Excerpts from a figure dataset
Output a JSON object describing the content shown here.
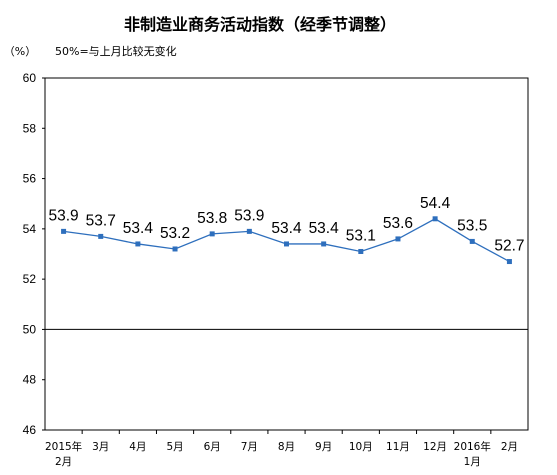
{
  "chart_data": {
    "type": "line",
    "title": "非制造业商务活动指数（经季节调整）",
    "ylabel": "（%）",
    "annotation": "50%=与上月比较无变化",
    "ylim": [
      46,
      60
    ],
    "yticks": [
      "46",
      "48",
      "50",
      "52",
      "54",
      "56",
      "58",
      "60"
    ],
    "reference_line": 50,
    "categories": [
      [
        "2015年",
        "2月"
      ],
      [
        "3月"
      ],
      [
        "4月"
      ],
      [
        "5月"
      ],
      [
        "6月"
      ],
      [
        "7月"
      ],
      [
        "8月"
      ],
      [
        "9月"
      ],
      [
        "10月"
      ],
      [
        "11月"
      ],
      [
        "12月"
      ],
      [
        "2016年",
        "1月"
      ],
      [
        "2月"
      ]
    ],
    "series": [
      {
        "values": [
          53.9,
          53.7,
          53.4,
          53.2,
          53.8,
          53.9,
          53.4,
          53.4,
          53.1,
          53.6,
          54.4,
          53.5,
          52.7
        ],
        "labels": [
          "53.9",
          "53.7",
          "53.4",
          "53.2",
          "53.8",
          "53.9",
          "53.4",
          "53.4",
          "53.1",
          "53.6",
          "54.4",
          "53.5",
          "52.7"
        ],
        "color": "#2e6fbd"
      }
    ]
  }
}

=== Written task ===
Give the entries again word for word, but skip the pictures.

=== Result for this exercise ===
Output a JSON object describing the content shown here.
{
  "chart_data": {
    "type": "line",
    "title": "非制造业商务活动指数（经季节调整）",
    "ylabel": "（%）",
    "annotation": "50%=与上月比较无变化",
    "ylim": [
      46,
      60
    ],
    "yticks": [
      "46",
      "48",
      "50",
      "52",
      "54",
      "56",
      "58",
      "60"
    ],
    "reference_line": 50,
    "categories": [
      [
        "2015年",
        "2月"
      ],
      [
        "3月"
      ],
      [
        "4月"
      ],
      [
        "5月"
      ],
      [
        "6月"
      ],
      [
        "7月"
      ],
      [
        "8月"
      ],
      [
        "9月"
      ],
      [
        "10月"
      ],
      [
        "11月"
      ],
      [
        "12月"
      ],
      [
        "2016年",
        "1月"
      ],
      [
        "2月"
      ]
    ],
    "series": [
      {
        "values": [
          53.9,
          53.7,
          53.4,
          53.2,
          53.8,
          53.9,
          53.4,
          53.4,
          53.1,
          53.6,
          54.4,
          53.5,
          52.7
        ],
        "labels": [
          "53.9",
          "53.7",
          "53.4",
          "53.2",
          "53.8",
          "53.9",
          "53.4",
          "53.4",
          "53.1",
          "53.6",
          "54.4",
          "53.5",
          "52.7"
        ],
        "color": "#2e6fbd"
      }
    ]
  }
}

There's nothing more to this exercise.